Stored items
========

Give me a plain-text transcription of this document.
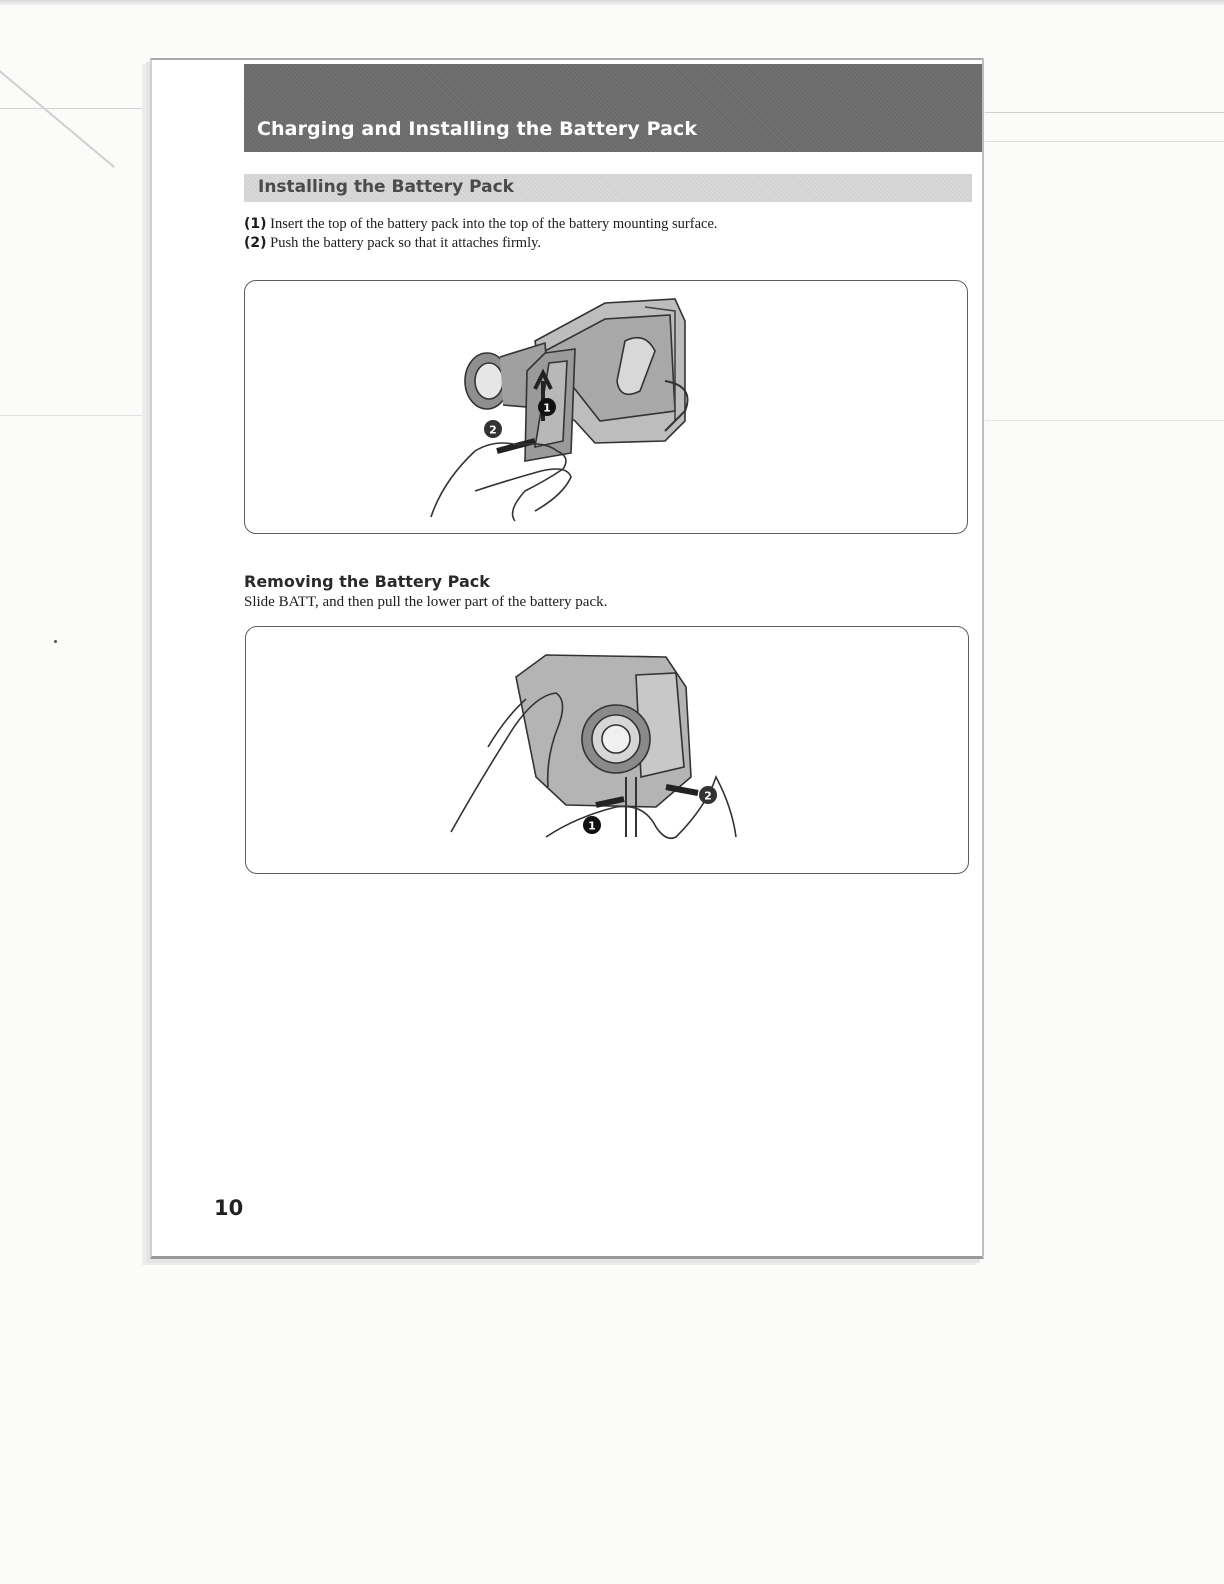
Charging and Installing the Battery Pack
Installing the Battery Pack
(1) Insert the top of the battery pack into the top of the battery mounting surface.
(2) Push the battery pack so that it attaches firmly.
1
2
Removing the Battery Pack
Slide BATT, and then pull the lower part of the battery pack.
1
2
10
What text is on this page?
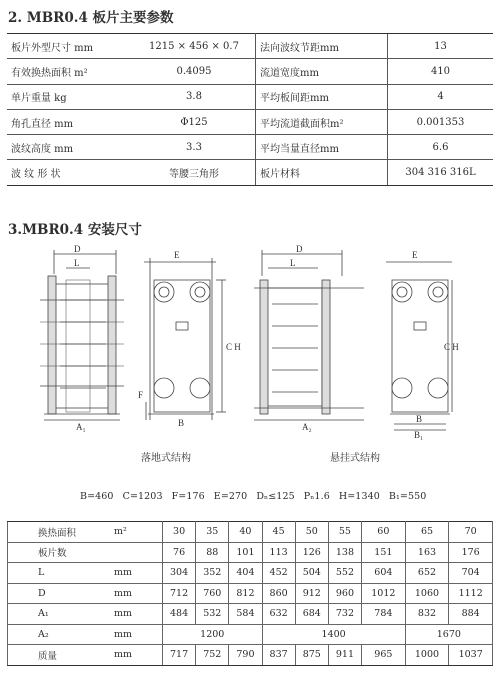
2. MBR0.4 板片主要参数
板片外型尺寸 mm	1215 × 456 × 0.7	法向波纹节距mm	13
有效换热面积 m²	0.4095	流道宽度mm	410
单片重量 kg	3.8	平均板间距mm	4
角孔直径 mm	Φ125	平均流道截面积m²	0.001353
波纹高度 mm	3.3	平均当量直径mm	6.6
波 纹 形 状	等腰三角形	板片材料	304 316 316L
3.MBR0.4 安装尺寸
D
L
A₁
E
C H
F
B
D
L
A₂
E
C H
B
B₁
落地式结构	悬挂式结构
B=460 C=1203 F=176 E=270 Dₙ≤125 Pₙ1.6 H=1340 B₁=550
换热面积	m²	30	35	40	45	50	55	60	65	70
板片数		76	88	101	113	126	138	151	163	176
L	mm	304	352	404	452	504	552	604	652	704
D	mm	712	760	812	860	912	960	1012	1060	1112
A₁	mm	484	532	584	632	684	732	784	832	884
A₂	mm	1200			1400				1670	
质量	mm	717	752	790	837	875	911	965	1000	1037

========

> _Problem description_:
Everything from the line containing "What text is on this page?" to the last line of the listing above must be reproduced exactly, with no pictures included.

> _Result_:
What text is on this page?
2. MBR0.4 板片主要参数
板片外型尺寸 mm	1215 × 456 × 0.7	法向波纹节距mm	13
有效换热面积 m²	0.4095	流道宽度mm	410
单片重量 kg	3.8	平均板间距mm	4
角孔直径 mm	Φ125	平均流道截面积m²	0.001353
波纹高度 mm	3.3	平均当量直径mm	6.6
波 纹 形 状	等腰三角形	板片材料	304 316 316L
3.MBR0.4 安装尺寸
D
L
A₁
E
C H
F
B
D
L
A₂
E
C H
B
B₁
落地式结构	悬挂式结构
B=460 C=1203 F=176 E=270 Dₙ≤125 Pₙ1.6 H=1340 B₁=550
换热面积	m²	30	35	40	45	50	55	60	65	70
板片数		76	88	101	113	126	138	151	163	176
L	mm	304	352	404	452	504	552	604	652	704
D	mm	712	760	812	860	912	960	1012	1060	1112
A₁	mm	484	532	584	632	684	732	784	832	884
A₂	mm	1200			1400				1670	
质量	mm	717	752	790	837	875	911	965	1000	1037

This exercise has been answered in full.